__STATED TASK__
Check every line below for the word "this" and copy each one that has it.

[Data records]

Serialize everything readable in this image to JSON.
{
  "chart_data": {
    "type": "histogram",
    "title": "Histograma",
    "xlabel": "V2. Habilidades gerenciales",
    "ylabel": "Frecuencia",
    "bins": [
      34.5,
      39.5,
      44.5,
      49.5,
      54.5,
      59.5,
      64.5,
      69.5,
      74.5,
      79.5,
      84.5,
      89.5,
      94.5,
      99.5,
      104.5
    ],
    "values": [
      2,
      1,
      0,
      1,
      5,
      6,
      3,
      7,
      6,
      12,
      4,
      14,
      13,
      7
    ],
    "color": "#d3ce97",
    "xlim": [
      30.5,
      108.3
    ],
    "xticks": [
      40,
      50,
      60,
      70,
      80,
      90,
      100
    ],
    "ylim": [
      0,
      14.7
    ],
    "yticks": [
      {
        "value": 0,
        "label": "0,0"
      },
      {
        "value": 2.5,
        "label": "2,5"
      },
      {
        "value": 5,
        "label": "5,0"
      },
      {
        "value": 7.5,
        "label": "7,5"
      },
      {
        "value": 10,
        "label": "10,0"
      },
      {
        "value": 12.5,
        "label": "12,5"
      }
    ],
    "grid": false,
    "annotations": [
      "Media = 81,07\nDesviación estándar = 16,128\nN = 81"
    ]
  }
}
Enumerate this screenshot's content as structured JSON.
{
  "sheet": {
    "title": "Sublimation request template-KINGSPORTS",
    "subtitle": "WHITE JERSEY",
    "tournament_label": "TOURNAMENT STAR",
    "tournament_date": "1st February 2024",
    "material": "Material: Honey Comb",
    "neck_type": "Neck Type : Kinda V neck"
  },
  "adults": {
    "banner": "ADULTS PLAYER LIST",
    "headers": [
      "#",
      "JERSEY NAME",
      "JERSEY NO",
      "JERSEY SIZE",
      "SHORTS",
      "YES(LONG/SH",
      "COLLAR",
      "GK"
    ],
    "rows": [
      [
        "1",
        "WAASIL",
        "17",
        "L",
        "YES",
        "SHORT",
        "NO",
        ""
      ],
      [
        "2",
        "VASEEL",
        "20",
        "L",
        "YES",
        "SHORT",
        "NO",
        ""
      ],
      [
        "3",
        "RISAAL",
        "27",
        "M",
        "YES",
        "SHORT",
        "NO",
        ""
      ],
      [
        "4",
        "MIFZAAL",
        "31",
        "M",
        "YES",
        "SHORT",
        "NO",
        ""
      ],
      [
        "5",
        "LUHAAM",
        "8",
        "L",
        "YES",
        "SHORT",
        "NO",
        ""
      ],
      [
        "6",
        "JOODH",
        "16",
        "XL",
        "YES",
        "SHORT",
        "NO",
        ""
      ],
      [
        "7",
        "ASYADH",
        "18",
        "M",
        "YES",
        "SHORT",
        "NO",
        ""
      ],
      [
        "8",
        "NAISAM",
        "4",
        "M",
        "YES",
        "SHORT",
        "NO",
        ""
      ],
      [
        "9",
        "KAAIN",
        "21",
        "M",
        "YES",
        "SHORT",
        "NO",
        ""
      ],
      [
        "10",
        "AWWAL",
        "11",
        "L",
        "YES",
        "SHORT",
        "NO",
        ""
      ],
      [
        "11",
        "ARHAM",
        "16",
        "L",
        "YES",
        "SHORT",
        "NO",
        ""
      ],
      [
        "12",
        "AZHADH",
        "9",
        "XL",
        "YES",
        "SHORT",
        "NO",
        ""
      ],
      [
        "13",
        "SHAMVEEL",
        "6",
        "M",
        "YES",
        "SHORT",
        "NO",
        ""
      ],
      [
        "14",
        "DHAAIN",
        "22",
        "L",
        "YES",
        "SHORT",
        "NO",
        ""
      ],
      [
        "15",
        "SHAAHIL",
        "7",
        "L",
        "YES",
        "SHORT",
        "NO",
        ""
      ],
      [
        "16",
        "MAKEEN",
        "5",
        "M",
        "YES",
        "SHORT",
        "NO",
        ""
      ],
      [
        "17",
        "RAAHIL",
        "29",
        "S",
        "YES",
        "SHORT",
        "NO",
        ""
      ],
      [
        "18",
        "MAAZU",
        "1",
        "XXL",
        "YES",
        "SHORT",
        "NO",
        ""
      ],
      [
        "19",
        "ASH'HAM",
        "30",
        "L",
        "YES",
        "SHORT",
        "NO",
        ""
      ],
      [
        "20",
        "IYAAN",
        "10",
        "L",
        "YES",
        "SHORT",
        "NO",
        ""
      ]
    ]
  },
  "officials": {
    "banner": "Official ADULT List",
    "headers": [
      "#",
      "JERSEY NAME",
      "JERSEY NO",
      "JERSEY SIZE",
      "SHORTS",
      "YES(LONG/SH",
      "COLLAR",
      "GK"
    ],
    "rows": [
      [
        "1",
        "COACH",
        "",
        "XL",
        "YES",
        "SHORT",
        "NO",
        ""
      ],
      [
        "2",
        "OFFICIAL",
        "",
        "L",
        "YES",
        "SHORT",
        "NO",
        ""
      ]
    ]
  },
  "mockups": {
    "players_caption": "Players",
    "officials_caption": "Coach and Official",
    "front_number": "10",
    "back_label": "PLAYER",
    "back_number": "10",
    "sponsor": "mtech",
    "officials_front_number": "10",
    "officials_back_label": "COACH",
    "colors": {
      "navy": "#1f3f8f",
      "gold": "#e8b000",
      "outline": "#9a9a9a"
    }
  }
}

__WORKED ANSWER__
Serialize everything readable in this image to JSON.
Enumerate this screenshot's content as structured JSON.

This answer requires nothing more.